# Start of Materials provided
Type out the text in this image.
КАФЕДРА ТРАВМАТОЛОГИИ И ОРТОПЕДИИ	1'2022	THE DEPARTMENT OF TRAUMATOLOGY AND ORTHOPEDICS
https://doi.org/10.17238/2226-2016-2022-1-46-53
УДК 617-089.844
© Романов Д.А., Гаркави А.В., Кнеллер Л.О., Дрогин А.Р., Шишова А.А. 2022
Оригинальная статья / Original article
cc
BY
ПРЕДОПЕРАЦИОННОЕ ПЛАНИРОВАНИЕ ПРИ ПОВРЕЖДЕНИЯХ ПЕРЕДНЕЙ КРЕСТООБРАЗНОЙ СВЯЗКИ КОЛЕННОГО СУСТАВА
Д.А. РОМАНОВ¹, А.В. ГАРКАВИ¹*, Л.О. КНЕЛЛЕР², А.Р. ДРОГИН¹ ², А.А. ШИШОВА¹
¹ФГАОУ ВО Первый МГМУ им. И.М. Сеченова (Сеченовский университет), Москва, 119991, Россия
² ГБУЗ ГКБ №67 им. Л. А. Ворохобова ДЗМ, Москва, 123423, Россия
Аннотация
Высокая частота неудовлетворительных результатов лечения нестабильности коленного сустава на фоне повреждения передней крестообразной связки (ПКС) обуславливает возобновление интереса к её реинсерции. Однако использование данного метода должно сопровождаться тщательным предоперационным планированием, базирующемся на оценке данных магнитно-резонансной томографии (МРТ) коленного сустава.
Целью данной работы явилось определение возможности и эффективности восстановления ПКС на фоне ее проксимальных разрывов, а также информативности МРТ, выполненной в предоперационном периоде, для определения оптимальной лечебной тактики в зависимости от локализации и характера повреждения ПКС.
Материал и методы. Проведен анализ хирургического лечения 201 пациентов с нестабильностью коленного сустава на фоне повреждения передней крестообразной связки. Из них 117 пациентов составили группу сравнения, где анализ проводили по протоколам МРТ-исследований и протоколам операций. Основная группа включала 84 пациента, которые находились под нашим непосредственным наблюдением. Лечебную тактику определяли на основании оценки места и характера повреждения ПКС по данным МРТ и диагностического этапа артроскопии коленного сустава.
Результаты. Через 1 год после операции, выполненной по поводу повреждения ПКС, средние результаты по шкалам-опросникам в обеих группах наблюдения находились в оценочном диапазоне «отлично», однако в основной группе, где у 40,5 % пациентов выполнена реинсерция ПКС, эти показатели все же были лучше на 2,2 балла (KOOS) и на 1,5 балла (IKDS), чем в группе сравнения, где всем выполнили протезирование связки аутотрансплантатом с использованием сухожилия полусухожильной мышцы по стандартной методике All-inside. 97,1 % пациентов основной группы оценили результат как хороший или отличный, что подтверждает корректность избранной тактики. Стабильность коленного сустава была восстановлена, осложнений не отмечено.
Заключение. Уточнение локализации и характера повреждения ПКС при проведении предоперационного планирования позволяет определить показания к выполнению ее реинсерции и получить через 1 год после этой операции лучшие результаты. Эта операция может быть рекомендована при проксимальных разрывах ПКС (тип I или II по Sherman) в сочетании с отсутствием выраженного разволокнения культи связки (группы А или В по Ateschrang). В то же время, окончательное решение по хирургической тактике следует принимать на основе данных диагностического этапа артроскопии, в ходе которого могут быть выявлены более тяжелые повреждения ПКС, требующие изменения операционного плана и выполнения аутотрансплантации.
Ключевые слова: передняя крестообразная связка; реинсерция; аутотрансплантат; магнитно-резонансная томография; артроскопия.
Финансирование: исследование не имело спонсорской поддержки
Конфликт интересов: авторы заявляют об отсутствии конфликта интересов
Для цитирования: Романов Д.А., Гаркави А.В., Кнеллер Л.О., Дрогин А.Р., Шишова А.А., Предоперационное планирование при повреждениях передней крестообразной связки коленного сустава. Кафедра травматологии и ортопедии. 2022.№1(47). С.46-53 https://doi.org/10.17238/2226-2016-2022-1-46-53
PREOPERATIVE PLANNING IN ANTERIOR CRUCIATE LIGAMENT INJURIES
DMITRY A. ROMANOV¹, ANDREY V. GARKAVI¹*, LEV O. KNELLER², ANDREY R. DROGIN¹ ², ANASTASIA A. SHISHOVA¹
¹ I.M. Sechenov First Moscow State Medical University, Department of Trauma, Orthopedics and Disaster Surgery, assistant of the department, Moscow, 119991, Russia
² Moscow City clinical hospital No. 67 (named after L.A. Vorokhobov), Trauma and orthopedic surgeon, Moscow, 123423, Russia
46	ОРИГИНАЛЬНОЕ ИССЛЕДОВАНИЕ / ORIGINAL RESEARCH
# End of Materials provided
> _What the exercise asks_
Reproduce every entry shown above, precisely as it stands.

> _Answer to this task_
Type out the text in this image.
КАФЕДРА ТРАВМАТОЛОГИИ И ОРТОПЕДИИ	1'2022	THE DEPARTMENT OF TRAUMATOLOGY AND ORTHOPEDICS
https://doi.org/10.17238/2226-2016-2022-1-46-53
УДК 617-089.844
© Романов Д.А., Гаркави А.В., Кнеллер Л.О., Дрогин А.Р., Шишова А.А. 2022
Оригинальная статья / Original article
cc
BY
ПРЕДОПЕРАЦИОННОЕ ПЛАНИРОВАНИЕ ПРИ ПОВРЕЖДЕНИЯХ ПЕРЕДНЕЙ КРЕСТООБРАЗНОЙ СВЯЗКИ КОЛЕННОГО СУСТАВА
Д.А. РОМАНОВ¹, А.В. ГАРКАВИ¹*, Л.О. КНЕЛЛЕР², А.Р. ДРОГИН¹ ², А.А. ШИШОВА¹
¹ФГАОУ ВО Первый МГМУ им. И.М. Сеченова (Сеченовский университет), Москва, 119991, Россия
² ГБУЗ ГКБ №67 им. Л. А. Ворохобова ДЗМ, Москва, 123423, Россия
Аннотация
Высокая частота неудовлетворительных результатов лечения нестабильности коленного сустава на фоне повреждения передней крестообразной связки (ПКС) обуславливает возобновление интереса к её реинсерции. Однако использование данного метода должно сопровождаться тщательным предоперационным планированием, базирующемся на оценке данных магнитно-резонансной томографии (МРТ) коленного сустава.
Целью данной работы явилось определение возможности и эффективности восстановления ПКС на фоне ее проксимальных разрывов, а также информативности МРТ, выполненной в предоперационном периоде, для определения оптимальной лечебной тактики в зависимости от локализации и характера повреждения ПКС.
Материал и методы. Проведен анализ хирургического лечения 201 пациентов с нестабильностью коленного сустава на фоне повреждения передней крестообразной связки. Из них 117 пациентов составили группу сравнения, где анализ проводили по протоколам МРТ-исследований и протоколам операций. Основная группа включала 84 пациента, которые находились под нашим непосредственным наблюдением. Лечебную тактику определяли на основании оценки места и характера повреждения ПКС по данным МРТ и диагностического этапа артроскопии коленного сустава.
Результаты. Через 1 год после операции, выполненной по поводу повреждения ПКС, средние результаты по шкалам-опросникам в обеих группах наблюдения находились в оценочном диапазоне «отлично», однако в основной группе, где у 40,5 % пациентов выполнена реинсерция ПКС, эти показатели все же были лучше на 2,2 балла (KOOS) и на 1,5 балла (IKDS), чем в группе сравнения, где всем выполнили протезирование связки аутотрансплантатом с использованием сухожилия полусухожильной мышцы по стандартной методике All-inside. 97,1 % пациентов основной группы оценили результат как хороший или отличный, что подтверждает корректность избранной тактики. Стабильность коленного сустава была восстановлена, осложнений не отмечено.
Заключение. Уточнение локализации и характера повреждения ПКС при проведении предоперационного планирования позволяет определить показания к выполнению ее реинсерции и получить через 1 год после этой операции лучшие результаты. Эта операция может быть рекомендована при проксимальных разрывах ПКС (тип I или II по Sherman) в сочетании с отсутствием выраженного разволокнения культи связки (группы А или В по Ateschrang). В то же время, окончательное решение по хирургической тактике следует принимать на основе данных диагностического этапа артроскопии, в ходе которого могут быть выявлены более тяжелые повреждения ПКС, требующие изменения операционного плана и выполнения аутотрансплантации.
Ключевые слова: передняя крестообразная связка; реинсерция; аутотрансплантат; магнитно-резонансная томография; артроскопия.
Финансирование: исследование не имело спонсорской поддержки
Конфликт интересов: авторы заявляют об отсутствии конфликта интересов
Для цитирования: Романов Д.А., Гаркави А.В., Кнеллер Л.О., Дрогин А.Р., Шишова А.А., Предоперационное планирование при повреждениях передней крестообразной связки коленного сустава. Кафедра травматологии и ортопедии. 2022.№1(47). С.46-53 https://doi.org/10.17238/2226-2016-2022-1-46-53
PREOPERATIVE PLANNING IN ANTERIOR CRUCIATE LIGAMENT INJURIES
DMITRY A. ROMANOV¹, ANDREY V. GARKAVI¹*, LEV O. KNELLER², ANDREY R. DROGIN¹ ², ANASTASIA A. SHISHOVA¹
¹ I.M. Sechenov First Moscow State Medical University, Department of Trauma, Orthopedics and Disaster Surgery, assistant of the department, Moscow, 119991, Russia
² Moscow City clinical hospital No. 67 (named after L.A. Vorokhobov), Trauma and orthopedic surgeon, Moscow, 123423, Russia
46	ОРИГИНАЛЬНОЕ ИССЛЕДОВАНИЕ / ORIGINAL RESEARCH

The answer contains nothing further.